Written instruction: Which lines hold the word "screenshot"? Show each of them.

━━━━━━━━━━━━━━━━

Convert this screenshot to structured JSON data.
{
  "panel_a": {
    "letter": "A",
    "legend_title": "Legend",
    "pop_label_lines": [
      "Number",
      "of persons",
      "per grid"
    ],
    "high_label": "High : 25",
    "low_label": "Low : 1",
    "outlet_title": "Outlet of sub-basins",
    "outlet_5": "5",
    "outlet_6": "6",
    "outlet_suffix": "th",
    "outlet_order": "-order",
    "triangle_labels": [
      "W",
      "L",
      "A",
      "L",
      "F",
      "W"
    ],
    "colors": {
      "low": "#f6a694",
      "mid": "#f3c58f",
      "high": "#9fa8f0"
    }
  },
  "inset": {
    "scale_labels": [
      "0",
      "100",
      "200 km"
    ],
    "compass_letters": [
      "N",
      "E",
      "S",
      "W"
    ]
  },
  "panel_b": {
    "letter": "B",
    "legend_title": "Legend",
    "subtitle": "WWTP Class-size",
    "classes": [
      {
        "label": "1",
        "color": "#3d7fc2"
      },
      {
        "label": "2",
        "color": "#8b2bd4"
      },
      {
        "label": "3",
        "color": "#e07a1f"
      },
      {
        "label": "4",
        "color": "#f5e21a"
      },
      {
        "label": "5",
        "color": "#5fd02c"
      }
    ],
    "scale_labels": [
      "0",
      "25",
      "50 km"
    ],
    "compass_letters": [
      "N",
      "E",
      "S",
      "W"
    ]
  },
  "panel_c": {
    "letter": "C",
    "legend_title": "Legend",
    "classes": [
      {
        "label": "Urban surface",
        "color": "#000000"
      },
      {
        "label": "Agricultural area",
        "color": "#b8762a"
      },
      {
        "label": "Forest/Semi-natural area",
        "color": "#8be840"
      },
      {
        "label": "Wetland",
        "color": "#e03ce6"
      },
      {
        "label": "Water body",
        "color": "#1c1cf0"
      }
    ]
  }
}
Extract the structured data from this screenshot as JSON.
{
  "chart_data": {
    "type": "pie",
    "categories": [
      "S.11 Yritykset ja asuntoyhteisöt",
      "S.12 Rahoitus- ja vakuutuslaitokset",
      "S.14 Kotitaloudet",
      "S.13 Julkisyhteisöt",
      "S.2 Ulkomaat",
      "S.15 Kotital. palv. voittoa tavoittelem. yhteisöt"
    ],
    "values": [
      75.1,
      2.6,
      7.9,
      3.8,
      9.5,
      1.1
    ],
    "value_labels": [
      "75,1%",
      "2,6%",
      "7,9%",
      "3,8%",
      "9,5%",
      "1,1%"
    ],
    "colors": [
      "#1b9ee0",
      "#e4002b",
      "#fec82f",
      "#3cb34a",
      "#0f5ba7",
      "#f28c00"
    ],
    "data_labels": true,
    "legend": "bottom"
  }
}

━━━━━━━━━━━━━━━━

Exercise answer:
Convert this screenshot to structured JSON data.
Extract the structured data from this screenshot as JSON.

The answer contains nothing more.